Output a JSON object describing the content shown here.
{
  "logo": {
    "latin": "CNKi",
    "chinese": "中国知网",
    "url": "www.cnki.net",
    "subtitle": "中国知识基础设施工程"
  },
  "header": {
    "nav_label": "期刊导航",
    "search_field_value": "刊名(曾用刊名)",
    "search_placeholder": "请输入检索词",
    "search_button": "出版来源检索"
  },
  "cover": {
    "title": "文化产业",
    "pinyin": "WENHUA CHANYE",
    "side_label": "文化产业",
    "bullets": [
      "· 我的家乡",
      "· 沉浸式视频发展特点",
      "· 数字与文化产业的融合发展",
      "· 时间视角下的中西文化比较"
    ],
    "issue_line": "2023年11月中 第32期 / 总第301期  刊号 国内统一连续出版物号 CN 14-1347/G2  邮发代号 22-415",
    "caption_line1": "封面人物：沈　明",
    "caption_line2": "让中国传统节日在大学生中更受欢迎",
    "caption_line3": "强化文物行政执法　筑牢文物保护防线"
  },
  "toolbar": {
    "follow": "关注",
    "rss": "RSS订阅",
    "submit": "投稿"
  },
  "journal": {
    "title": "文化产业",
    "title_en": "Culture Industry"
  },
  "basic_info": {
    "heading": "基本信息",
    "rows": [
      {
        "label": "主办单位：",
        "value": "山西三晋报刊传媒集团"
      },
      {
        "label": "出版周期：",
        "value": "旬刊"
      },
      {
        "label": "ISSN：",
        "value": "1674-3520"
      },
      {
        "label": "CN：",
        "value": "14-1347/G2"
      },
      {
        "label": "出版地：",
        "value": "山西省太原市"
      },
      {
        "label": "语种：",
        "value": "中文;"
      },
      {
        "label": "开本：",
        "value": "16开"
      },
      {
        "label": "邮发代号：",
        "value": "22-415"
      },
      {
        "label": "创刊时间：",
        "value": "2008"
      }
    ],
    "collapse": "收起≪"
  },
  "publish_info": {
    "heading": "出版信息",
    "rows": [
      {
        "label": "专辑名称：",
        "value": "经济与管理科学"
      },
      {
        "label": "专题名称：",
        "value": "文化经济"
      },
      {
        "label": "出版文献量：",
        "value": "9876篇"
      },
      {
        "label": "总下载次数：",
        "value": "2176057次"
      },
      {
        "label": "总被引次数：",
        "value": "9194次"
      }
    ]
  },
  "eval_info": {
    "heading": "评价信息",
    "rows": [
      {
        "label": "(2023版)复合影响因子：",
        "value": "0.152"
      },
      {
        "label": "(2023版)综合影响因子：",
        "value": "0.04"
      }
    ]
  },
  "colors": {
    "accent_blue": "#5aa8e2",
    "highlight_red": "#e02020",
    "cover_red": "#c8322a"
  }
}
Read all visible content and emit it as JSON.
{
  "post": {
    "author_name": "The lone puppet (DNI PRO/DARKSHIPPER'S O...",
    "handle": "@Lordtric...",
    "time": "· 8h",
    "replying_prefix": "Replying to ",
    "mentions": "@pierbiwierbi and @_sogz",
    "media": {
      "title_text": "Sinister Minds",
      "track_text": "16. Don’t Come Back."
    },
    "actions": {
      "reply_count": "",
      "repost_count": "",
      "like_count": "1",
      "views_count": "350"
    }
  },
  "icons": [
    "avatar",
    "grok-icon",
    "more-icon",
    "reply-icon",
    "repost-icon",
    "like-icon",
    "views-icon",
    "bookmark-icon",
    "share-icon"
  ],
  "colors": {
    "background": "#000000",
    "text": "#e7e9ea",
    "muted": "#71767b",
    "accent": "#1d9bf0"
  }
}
______________________________
Directive —
Look above for the line containing "Read all visible content and emit it as JSON.", then transcribe it and all lines after it through the last, exactly and with nothing else.

Solution to the exercise —
Read all visible content and emit it as JSON.
{
  "post": {
    "author_name": "The lone puppet (DNI PRO/DARKSHIPPER'S O...",
    "handle": "@Lordtric...",
    "time": "· 8h",
    "replying_prefix": "Replying to ",
    "mentions": "@pierbiwierbi and @_sogz",
    "media": {
      "title_text": "Sinister Minds",
      "track_text": "16. Don’t Come Back."
    },
    "actions": {
      "reply_count": "",
      "repost_count": "",
      "like_count": "1",
      "views_count": "350"
    }
  },
  "icons": [
    "avatar",
    "grok-icon",
    "more-icon",
    "reply-icon",
    "repost-icon",
    "like-icon",
    "views-icon",
    "bookmark-icon",
    "share-icon"
  ],
  "colors": {
    "background": "#000000",
    "text": "#e7e9ea",
    "muted": "#71767b",
    "accent": "#1d9bf0"
  }
}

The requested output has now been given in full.